# SOURCE DOCUMENT start

Ah, OK. That makes a lot more sense, then.

> > output=$("$@" 2>&1 )
> > status=$?
> > test $status != 0 && printf "%s\n" "$output"
> > return $status
> 
> The problem that git-rebase--interactive has is that the redirection of
> stdin to a variable (or a file) does not work reliably with commands
> that invoke the log message editor, that is 'reword' and 'squash'
> produce their output both in verbose and non-verbose mode. I wouldn't
> know how to fix this but
> 
> 1) invoking $GIT_EDITOR from git-rebase--interactive.sh, but to make
> this right there should be a built-in command for shell scripts and an
> interface for git-commit that prepare the editor contents like
> git-commit does now, or
> 
> 2) forcing $GIT_EDITOR and git-commit to print on distinct file
> descriptors, which would involve temporarily wrapping the $GIT_EDITOR
> call in a shell script that redirects stdin to some other file
> descriptor similar to what t/test-lib.sh does, or

Hmm. In the test scripts, we send stdout and stderr for sub-commands to
fds 3 and 4 respectively. And then we either point those at /dev/null or
to >&1 and >&2, depending on whether $verbose mode was specified.

# SOURCE DOCUMENT end

> _GIVEN REQUEST 1_
According to the git-rebase discussion, to which file descriptors do the test scripts send stdout and stderr for sub-commands?
The entries that follow are unrelated to the git-rebase discussion.

# MATERIAL PROVIDED start

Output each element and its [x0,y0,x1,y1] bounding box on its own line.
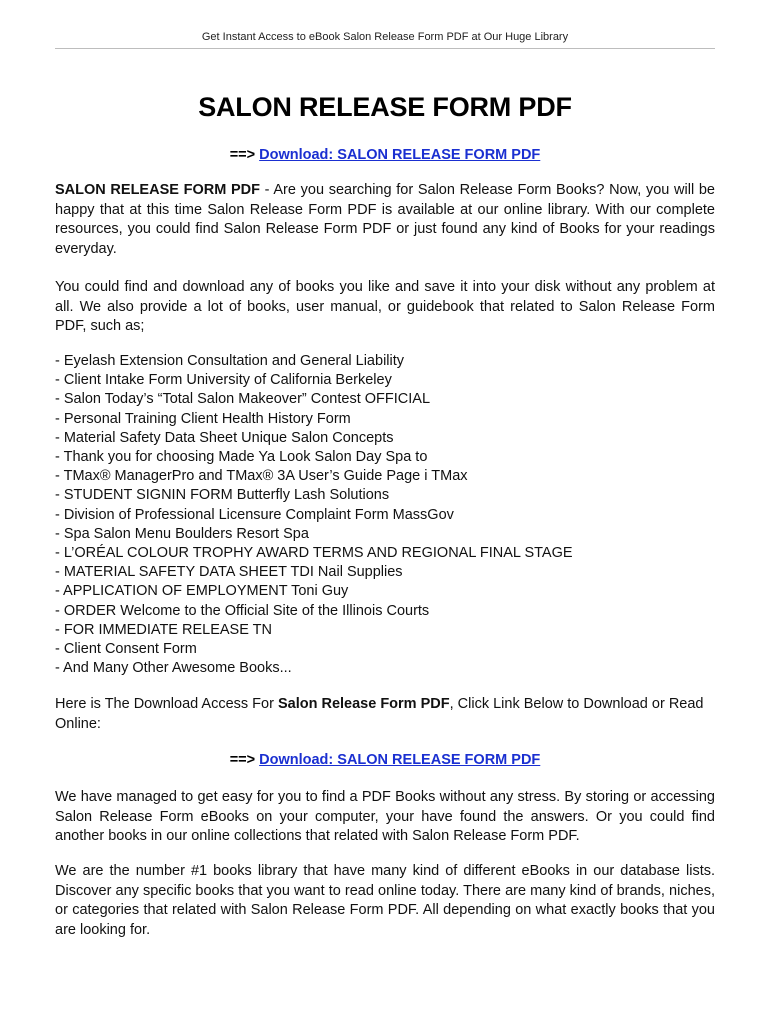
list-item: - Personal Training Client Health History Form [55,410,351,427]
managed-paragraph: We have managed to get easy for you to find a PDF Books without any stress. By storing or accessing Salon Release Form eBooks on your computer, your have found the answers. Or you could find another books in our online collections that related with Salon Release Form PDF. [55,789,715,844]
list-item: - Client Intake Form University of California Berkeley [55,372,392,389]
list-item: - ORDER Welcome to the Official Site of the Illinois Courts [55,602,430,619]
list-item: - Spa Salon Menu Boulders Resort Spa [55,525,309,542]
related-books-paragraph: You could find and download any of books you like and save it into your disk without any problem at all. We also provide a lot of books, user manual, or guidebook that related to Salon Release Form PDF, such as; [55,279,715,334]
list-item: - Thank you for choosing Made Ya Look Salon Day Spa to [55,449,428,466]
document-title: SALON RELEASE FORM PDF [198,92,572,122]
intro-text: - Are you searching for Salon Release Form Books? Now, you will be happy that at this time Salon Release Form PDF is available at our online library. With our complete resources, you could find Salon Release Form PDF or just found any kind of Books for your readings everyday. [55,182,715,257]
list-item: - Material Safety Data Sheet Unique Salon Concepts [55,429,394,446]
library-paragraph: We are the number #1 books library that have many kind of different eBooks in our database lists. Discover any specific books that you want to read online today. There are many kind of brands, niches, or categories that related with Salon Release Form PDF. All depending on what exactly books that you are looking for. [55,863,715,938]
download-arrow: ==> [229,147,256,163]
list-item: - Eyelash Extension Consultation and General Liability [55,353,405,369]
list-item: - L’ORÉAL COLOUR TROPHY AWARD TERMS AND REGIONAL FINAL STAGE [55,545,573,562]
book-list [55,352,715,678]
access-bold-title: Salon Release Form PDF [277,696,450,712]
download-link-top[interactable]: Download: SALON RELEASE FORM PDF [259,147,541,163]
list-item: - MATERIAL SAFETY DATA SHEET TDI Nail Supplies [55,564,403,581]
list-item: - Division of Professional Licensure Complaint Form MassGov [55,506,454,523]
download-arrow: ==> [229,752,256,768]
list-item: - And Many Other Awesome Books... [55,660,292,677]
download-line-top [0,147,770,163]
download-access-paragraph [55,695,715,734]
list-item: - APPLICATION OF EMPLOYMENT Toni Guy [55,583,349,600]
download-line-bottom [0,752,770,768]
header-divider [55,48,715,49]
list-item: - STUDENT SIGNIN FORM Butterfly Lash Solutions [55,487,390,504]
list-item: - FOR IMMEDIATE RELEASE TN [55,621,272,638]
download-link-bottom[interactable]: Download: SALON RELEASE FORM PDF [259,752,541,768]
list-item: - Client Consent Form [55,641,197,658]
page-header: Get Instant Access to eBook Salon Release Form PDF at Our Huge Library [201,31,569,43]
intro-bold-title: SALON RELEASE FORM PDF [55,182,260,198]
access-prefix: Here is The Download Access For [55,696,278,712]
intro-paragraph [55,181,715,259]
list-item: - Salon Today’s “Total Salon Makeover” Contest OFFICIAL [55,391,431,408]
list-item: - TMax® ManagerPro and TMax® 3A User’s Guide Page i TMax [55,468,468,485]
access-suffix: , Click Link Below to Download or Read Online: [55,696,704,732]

# MATERIAL PROVIDED end

> _GIVEN REQUEST 2_
From the entries, copy out everything from the line that contains "list-item: - Personal" down to the line that contains "list-item: - Spa", including both of those lines, without changing anything.

> _FULL RESPONSE 1_
Stdout goes to fd 3 and stderr goes to fd 4.

> _FULL RESPONSE 2_
list-item: - Personal Training Client Health History Form [55,410,351,427]
managed-paragraph: We have managed to get easy for you to find a PDF Books without any stress. By storing or accessing Salon Release Form eBooks on your computer, your have found the answers. Or you could find another books in our online collections that related with Salon Release Form PDF. [55,789,715,844]
list-item: - Client Intake Form University of California Berkeley [55,372,392,389]
list-item: - ORDER Welcome to the Official Site of the Illinois Courts [55,602,430,619]
list-item: - Spa Salon Menu Boulders Resort Spa [55,525,309,542]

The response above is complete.